=== Problem ===
Locate the lines where "قطعية" occurs and copy them as they stand.

>> start Data listing

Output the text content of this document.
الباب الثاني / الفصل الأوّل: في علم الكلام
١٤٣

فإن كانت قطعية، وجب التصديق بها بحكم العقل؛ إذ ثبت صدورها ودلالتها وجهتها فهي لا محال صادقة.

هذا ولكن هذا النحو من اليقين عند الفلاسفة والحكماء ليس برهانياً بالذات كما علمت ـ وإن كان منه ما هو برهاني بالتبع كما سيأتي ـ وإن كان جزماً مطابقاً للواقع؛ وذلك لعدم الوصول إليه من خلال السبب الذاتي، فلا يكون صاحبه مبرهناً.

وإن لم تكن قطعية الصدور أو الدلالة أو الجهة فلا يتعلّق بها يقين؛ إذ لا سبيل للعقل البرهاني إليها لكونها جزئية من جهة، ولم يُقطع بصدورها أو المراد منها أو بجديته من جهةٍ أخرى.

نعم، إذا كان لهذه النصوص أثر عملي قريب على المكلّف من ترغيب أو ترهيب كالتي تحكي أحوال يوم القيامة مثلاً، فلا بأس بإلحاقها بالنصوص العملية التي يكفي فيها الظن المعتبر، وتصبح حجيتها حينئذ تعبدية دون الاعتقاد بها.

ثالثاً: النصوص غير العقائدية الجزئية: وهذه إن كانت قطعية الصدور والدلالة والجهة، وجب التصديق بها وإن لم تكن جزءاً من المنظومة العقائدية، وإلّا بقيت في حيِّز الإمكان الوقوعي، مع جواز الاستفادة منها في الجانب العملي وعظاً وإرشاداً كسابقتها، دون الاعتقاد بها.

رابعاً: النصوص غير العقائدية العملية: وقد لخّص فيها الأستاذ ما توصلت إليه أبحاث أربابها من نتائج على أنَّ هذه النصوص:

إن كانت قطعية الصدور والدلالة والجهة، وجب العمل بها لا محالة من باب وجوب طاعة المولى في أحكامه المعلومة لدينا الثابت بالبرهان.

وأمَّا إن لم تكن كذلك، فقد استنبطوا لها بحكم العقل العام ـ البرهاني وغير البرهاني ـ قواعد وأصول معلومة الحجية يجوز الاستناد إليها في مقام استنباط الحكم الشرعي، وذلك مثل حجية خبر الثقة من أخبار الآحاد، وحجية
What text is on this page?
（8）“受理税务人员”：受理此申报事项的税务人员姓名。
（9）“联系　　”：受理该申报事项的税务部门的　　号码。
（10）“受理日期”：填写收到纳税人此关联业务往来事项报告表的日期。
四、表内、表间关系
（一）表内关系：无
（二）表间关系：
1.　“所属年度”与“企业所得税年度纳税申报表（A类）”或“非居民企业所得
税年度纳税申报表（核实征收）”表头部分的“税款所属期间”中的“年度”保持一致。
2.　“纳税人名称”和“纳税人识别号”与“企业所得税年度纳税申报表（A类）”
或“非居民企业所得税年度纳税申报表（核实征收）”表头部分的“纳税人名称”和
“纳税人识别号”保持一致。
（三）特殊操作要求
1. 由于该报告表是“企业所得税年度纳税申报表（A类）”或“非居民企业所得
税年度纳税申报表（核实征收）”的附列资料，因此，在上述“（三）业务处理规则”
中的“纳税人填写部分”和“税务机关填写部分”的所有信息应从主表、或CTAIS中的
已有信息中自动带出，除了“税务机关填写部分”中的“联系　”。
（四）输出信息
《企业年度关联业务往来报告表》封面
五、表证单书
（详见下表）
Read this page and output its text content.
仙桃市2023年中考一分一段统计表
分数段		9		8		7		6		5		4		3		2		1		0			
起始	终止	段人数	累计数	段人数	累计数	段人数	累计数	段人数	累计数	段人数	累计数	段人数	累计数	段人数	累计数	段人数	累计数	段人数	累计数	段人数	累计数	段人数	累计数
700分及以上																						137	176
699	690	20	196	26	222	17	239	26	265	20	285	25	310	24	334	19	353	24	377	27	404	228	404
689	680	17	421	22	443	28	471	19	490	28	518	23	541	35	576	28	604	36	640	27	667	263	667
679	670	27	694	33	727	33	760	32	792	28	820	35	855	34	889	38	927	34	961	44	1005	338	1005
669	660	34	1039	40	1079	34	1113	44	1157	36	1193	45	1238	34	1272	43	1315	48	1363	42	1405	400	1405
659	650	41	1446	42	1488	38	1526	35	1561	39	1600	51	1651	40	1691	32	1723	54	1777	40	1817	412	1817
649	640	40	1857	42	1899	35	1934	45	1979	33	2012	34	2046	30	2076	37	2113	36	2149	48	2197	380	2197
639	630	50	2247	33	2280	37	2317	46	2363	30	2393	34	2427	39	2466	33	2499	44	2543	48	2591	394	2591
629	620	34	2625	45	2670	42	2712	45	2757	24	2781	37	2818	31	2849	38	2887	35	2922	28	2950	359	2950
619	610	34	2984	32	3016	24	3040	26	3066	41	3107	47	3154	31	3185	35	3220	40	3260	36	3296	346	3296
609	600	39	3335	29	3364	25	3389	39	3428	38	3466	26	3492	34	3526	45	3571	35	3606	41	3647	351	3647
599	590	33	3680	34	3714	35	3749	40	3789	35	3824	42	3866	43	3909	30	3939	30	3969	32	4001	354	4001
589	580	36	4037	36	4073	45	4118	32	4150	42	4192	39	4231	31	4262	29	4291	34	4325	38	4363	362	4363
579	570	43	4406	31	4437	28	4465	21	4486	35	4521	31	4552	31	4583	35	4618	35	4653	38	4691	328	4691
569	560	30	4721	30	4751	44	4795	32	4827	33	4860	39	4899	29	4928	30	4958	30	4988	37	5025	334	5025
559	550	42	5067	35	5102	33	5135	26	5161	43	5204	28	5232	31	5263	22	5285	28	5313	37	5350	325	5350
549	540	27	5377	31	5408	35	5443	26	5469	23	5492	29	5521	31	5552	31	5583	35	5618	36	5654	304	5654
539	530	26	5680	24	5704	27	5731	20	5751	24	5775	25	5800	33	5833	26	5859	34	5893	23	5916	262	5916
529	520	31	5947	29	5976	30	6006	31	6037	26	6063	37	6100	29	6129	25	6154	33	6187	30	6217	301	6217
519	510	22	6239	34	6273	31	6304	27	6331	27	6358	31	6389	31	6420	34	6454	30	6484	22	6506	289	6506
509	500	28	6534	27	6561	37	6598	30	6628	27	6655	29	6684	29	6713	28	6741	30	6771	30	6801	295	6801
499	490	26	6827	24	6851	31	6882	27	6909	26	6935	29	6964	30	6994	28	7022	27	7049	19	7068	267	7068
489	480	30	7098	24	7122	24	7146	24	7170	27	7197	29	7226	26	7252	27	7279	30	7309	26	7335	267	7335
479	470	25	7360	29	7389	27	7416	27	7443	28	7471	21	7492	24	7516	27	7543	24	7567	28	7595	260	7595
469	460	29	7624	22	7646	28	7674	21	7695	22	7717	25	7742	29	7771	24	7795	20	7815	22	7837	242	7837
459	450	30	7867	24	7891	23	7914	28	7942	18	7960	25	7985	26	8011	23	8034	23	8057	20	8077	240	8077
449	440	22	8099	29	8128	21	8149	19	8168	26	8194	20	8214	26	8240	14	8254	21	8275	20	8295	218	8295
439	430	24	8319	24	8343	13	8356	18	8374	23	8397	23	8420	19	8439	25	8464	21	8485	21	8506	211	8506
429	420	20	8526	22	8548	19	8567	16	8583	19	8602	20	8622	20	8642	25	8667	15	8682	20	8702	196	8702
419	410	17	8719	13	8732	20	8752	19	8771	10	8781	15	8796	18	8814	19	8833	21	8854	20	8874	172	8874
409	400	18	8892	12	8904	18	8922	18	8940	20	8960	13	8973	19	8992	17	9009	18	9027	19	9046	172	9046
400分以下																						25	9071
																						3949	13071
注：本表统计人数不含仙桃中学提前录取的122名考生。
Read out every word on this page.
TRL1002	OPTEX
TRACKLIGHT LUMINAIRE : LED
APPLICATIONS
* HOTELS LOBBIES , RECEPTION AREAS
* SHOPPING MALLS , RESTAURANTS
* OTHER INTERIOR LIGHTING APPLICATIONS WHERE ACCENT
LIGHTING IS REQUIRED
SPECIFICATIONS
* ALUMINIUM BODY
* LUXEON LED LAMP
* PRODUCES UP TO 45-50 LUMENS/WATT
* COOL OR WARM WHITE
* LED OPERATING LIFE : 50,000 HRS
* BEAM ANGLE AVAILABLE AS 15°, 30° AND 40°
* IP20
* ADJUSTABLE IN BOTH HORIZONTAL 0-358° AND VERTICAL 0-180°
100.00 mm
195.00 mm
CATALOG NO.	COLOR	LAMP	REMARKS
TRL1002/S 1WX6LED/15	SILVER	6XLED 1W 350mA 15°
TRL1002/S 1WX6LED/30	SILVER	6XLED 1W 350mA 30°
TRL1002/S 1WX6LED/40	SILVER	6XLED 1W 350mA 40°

>> end Data listing

=== Solution to the problem ===
فإن كانت قطعية، وجب التصديق بها بحكم العقل؛ إذ ثبت صدورها ودلالتها وجهتها فهي لا محال صادقة.
وإن لم تكن قطعية الصدور أو الدلالة أو الجهة فلا يتعلّق بها يقين؛ إذ لا سبيل للعقل البرهاني إليها لكونها جزئية من جهة، ولم يُقطع بصدورها أو المراد منها أو بجديته من جهةٍ أخرى.
ثالثاً: النصوص غير العقائدية الجزئية: وهذه إن كانت قطعية الصدور والدلالة والجهة، وجب التصديق بها وإن لم تكن جزءاً من المنظومة العقائدية، وإلّا بقيت في حيِّز الإمكان الوقوعي، مع جواز الاستفادة منها في الجانب العملي وعظاً وإرشاداً كسابقتها، دون الاعتقاد بها.
إن كانت قطعية الصدور والدلالة والجهة، وجب العمل بها لا محالة من باب وجوب طاعة المولى في أحكامه المعلومة لدينا الثابت بالبرهان.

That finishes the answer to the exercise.